_Secção de texto_:
■ ■ ■ ■ ■

Daisy Edgar-Jones e Taylor John Smith protagonizam o filme de Olivia Newman
Daisy Edgar-Jones e Taylor John Smith protagonizam o filme de Olivia Newman

“A Rapariga Selvagem”, adaptação do best-seller “Lá, Onde o Vento Chora”, de Delia Owens, chega esta quinta-feira aos cinemas

Se o ridículo matasse as suas testemunhas, cairíamos — fulminados — ao fim dos primeiros dez minutos desta adaptação de um best-seller de Delia Owens (“Lá, Onde o Vento Chora”). Eles são o suficiente para que se entenda o ‘projeto de higienização estética’ de um filme que começa, num registo pitoresco, com uma sequência de vistosos planos de drone sobre um sapal e com uma voz off que vai louvando os seus mistérios. Quando ela se cala, somos informados por via de uma legenda de que estamos na Carolina do Norte de 1969, para seguir os passos de uma parelha de polícias que encontram um cadáver no sapal.

Trata-se do de Chase Andrews: a jovem vedeta da equipa de futebol americano da cidade imaginária de Barkley Cove, que, como cedo perceberemos, é também um reputado playboy. Essa descoberta macabra levará os habitantes da cidade (um coro de vozes maledicentes) a urdir no vazio uma tese criminal: a de que Chase terá sido assassinado pela freak da paróquia. O seu nome é Kya Clark: uma rapariga de 25 anos que, desde há muito, vive em reclusão numa pequena casa situada no sapal — razão pela qual os seus vizinhos desdenhosamente a batizaram como “the marsh girl”. Não será preciso esperar muito para que, apoiando-se num frouxo indício (a presença, nas roupas do morto, de fibras de tecido pertencentes a um cachecol de Kya), as autoridades a acusem pelo homicídio de Chase.

É aí que a vemos pela primeira vez, esperando travar contacto, se não com a contraparte feminina de “O Menino Selvagem” de Truffaut, pelo menos com uma criatura que comportasse no corpo algumas marcas visíveis do seu isolamento. Em vez disso, o que nos sai na rifa, à laia de eremita, é uma rapariga impecavelmente vestida que, a julgar pelo seu domínio do verbo, poderia bem frequentar um curso de teoria da literatura na universidade (quem a interpreta é Edgar-Jones, que parece ter acabado de sair de uma sessão fotográfica).

■ ■ ■ ■ ■

_Registos listados_:

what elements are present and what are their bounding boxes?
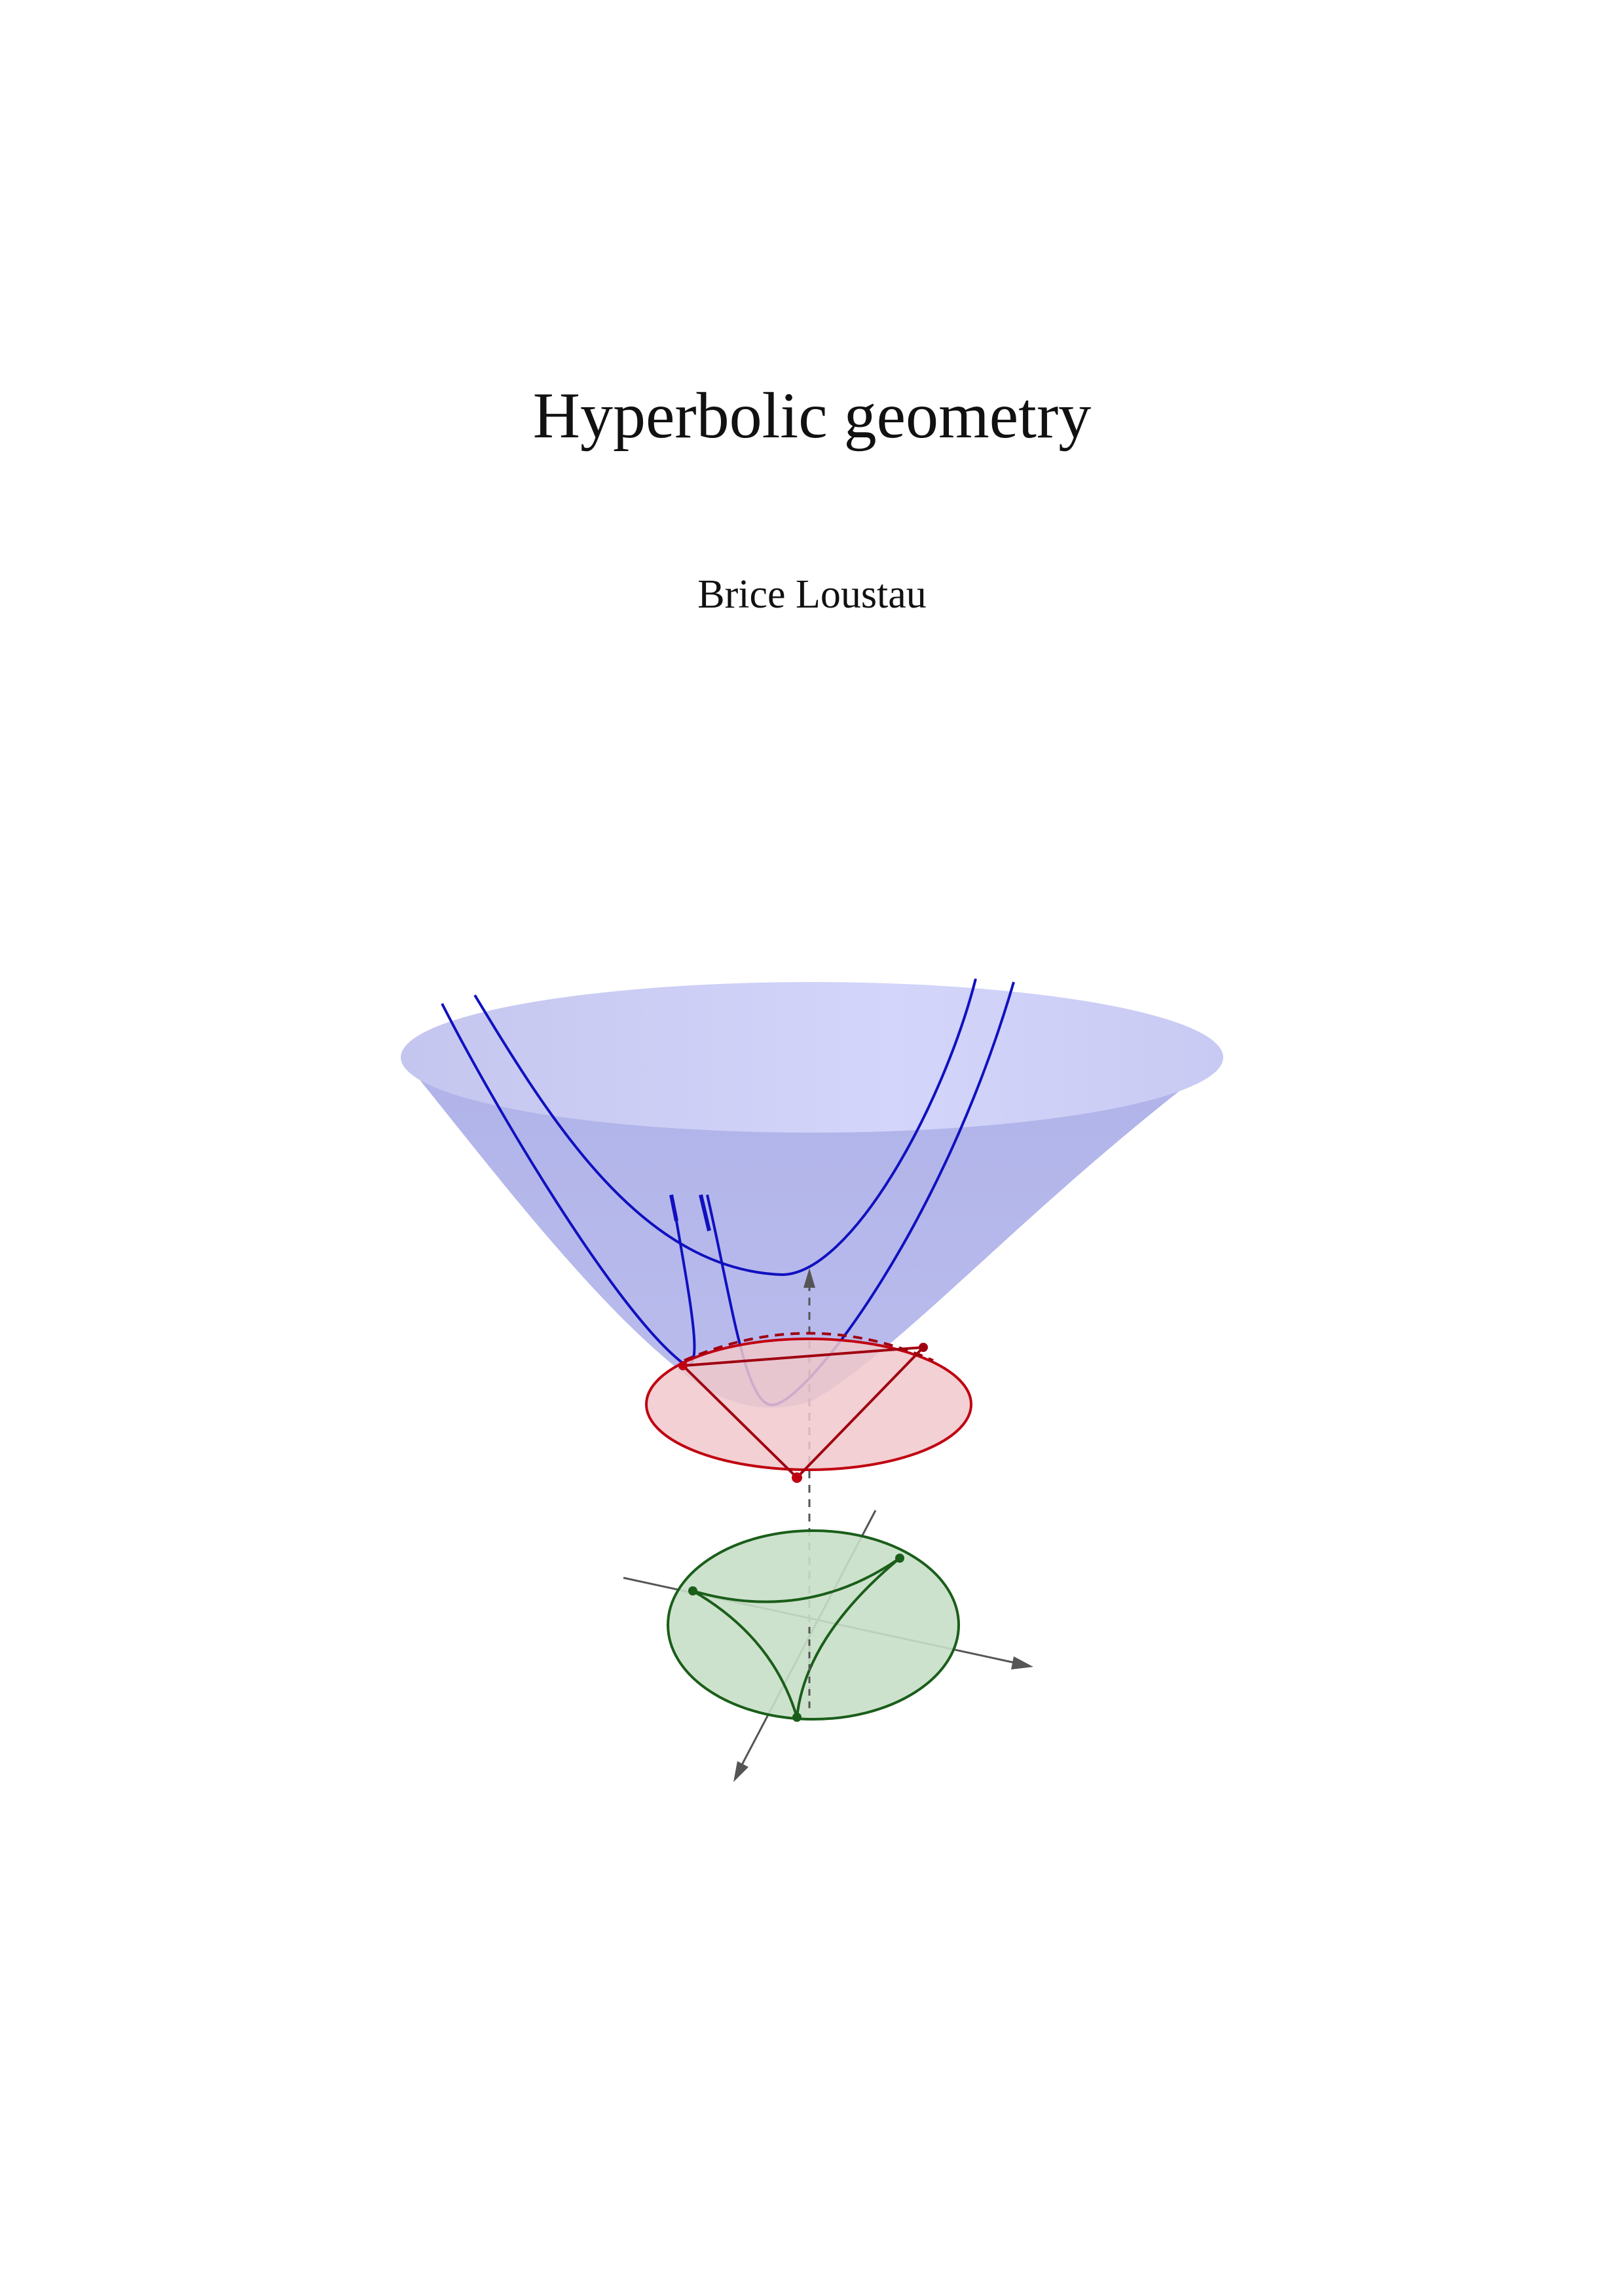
hyperboloid-surface <box>401 1057 1223 1408</box>
document-author: Brice Loustau <box>697 572 927 617</box>
klein-disk <box>645 1338 972 1471</box>
y-axis-arrow-icon <box>733 1761 748 1782</box>
geodesic-curve-1-back <box>669 1194 678 1222</box>
vertical-axis-arrow-icon <box>803 1268 815 1288</box>
klein-vertex-bottom <box>792 1472 802 1483</box>
geodesic-curve-2 <box>473 978 977 1277</box>
document-title: Hyperbolic geometry <box>532 379 1092 452</box>
geodesic-curve-1 <box>441 1003 696 1366</box>
poincare-disk <box>667 1529 960 1721</box>
geodesic-curve-3-back <box>699 1194 711 1231</box>
hyperboloid-rim <box>401 982 1223 1133</box>
klein-vertex-right <box>919 1343 928 1352</box>
poincare-vertex-bottom <box>792 1713 802 1722</box>
klein-triangle <box>682 1346 925 1479</box>
poincare-vertex-right <box>895 1554 904 1563</box>
poincare-vertex-left <box>688 1586 697 1595</box>
hyperboloid-figure <box>380 943 1244 1813</box>
hyperboloid-illustration <box>401 978 1223 1782</box>
klein-disk-back-dashed <box>684 1332 934 1362</box>
klein-vertex-left <box>678 1361 688 1370</box>
x-axis-arrow-icon <box>1011 1656 1033 1669</box>
poincare-triangle <box>692 1557 901 1718</box>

■ ■ ■ ■ ■

_Pedido 1_: Reescreva em forma de lista o parágrafo do texto sobre "A Rapariga Selvagem" que começa por "Trata-se do de Chase Andrews", mantendo os factos principais.
_Pedido 2_:
Segundo o texto sobre "A Rapariga Selvagem", as afirmações seguintes são verdadeiras? Responda sim ou não a cada uma e cite as palavras do texto que o decidem.
(a) A ação do filme situa-se na Carolina do Norte de 1969.
(b) A voz off do início critica os mistérios do sapal.
(c) Kya surge com marcas visíveis do seu isolamento.

_Resultado esperado 1_:
- O cadáver encontrado no sapal é o de Chase Andrews, jovem vedeta da equipa de futebol americano da cidade imaginária de Barkley Cove e reputado playboy.
- Os habitantes da cidade, um coro de vozes maledicentes, constroem sem fundamento a tese de que Chase foi assassinado pela freak da paróquia.
- Essa pessoa é Kya Clark, de 25 anos, que vive há muito em reclusão numa pequena casa no sapal e a quem os vizinhos chamam com desdém "the marsh girl".
- Apoiando-se num indício frouxo, fibras de um cachecol de Kya nas roupas do morto, as autoridades acusam-na do homicídio.

_Resultado esperado 2_:
(a) Sim: "estamos na Carolina do Norte de 1969".
(b) Não: "uma voz off que vai louvando os seus mistérios".
(c) Não: "uma rapariga impecavelmente vestida".